Work instructions: Among the records that follow, count the lines with the string "celuy"; report only that count.

Extracted material:
----
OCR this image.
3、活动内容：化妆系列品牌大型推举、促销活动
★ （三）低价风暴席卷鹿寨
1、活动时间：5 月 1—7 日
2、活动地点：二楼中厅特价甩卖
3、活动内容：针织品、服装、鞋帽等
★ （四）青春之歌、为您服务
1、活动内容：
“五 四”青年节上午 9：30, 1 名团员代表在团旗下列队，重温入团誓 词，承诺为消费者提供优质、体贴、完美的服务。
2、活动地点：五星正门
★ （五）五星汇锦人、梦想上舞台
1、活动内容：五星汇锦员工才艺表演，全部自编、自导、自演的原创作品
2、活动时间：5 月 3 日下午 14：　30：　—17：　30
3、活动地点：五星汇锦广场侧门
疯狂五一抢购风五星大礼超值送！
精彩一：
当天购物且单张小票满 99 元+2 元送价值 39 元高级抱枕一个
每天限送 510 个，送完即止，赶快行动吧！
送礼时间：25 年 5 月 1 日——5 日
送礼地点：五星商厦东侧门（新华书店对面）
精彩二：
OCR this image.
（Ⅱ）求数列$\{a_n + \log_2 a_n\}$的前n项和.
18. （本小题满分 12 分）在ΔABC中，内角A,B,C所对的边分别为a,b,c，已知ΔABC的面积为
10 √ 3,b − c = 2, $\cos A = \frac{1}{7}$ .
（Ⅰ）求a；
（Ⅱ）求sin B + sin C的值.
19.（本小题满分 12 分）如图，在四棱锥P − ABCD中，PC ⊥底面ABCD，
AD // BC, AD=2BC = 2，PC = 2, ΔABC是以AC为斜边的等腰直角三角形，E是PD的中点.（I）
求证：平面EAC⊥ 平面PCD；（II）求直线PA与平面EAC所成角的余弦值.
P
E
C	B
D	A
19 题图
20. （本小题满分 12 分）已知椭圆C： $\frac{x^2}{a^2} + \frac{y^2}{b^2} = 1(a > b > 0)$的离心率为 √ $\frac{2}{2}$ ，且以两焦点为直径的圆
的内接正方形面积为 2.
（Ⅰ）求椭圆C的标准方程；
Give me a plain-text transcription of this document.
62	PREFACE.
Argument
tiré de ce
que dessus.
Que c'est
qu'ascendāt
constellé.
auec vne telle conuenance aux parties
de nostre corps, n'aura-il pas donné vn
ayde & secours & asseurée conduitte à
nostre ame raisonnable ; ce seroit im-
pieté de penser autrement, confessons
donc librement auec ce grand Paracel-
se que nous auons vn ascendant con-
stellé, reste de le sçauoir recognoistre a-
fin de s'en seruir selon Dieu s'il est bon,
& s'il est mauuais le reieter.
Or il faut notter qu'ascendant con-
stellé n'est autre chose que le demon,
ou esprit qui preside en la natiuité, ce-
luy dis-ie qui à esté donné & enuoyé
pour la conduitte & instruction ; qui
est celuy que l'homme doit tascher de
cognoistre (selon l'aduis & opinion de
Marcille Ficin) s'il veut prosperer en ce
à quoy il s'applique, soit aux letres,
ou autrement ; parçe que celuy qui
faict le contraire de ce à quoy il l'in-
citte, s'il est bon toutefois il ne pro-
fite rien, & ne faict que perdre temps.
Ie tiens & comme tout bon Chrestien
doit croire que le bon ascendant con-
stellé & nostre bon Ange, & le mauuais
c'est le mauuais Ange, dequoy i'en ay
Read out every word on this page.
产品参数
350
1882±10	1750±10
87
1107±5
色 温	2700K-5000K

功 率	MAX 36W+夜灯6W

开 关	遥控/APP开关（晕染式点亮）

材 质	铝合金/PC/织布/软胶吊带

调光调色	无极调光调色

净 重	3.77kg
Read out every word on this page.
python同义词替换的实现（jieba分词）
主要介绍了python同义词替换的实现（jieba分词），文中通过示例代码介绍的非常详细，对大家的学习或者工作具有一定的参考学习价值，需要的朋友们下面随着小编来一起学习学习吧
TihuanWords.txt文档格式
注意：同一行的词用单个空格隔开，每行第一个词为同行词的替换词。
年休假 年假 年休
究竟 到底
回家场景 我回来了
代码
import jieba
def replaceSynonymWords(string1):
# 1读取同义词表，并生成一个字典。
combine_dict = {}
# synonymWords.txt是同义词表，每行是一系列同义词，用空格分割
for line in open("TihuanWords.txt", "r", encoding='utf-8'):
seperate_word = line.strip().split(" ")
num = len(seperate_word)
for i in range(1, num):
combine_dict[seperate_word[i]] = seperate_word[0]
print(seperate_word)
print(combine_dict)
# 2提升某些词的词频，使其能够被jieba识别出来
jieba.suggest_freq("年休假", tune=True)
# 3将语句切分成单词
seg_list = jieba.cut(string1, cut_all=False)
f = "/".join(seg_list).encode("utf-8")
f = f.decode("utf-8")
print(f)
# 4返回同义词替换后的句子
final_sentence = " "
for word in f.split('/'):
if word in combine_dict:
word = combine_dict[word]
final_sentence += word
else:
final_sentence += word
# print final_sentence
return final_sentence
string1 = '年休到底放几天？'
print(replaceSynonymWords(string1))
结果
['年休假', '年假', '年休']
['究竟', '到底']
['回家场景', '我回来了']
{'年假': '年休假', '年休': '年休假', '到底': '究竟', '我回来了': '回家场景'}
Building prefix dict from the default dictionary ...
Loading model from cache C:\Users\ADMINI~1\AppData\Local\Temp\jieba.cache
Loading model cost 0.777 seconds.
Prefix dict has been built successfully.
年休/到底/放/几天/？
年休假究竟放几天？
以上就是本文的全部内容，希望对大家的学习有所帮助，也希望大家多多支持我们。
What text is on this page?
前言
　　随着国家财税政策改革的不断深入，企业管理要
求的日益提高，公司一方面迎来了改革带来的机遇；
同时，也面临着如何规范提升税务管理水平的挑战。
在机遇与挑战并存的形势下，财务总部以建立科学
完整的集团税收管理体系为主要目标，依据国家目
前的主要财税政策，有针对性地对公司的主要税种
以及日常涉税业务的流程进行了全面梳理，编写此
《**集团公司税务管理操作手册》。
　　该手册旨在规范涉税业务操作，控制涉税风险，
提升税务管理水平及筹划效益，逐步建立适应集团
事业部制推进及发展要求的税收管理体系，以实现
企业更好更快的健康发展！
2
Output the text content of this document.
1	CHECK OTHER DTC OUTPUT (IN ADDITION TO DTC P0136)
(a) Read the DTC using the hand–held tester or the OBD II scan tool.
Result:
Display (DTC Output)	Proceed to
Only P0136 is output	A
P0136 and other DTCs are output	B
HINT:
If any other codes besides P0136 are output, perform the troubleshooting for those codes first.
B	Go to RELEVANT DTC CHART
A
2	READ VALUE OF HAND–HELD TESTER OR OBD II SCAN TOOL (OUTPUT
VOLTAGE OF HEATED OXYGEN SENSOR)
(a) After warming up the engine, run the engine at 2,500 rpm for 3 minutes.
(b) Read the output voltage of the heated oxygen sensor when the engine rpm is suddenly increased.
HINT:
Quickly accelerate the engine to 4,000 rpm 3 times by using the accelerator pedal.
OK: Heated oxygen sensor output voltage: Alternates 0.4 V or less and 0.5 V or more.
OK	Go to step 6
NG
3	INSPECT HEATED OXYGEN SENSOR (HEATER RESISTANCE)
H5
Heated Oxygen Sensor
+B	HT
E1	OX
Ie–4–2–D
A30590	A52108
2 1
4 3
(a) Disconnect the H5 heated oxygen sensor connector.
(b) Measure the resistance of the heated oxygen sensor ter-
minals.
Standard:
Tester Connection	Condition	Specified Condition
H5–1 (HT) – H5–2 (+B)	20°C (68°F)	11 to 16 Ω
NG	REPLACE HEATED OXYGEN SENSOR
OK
----
Task solution: 2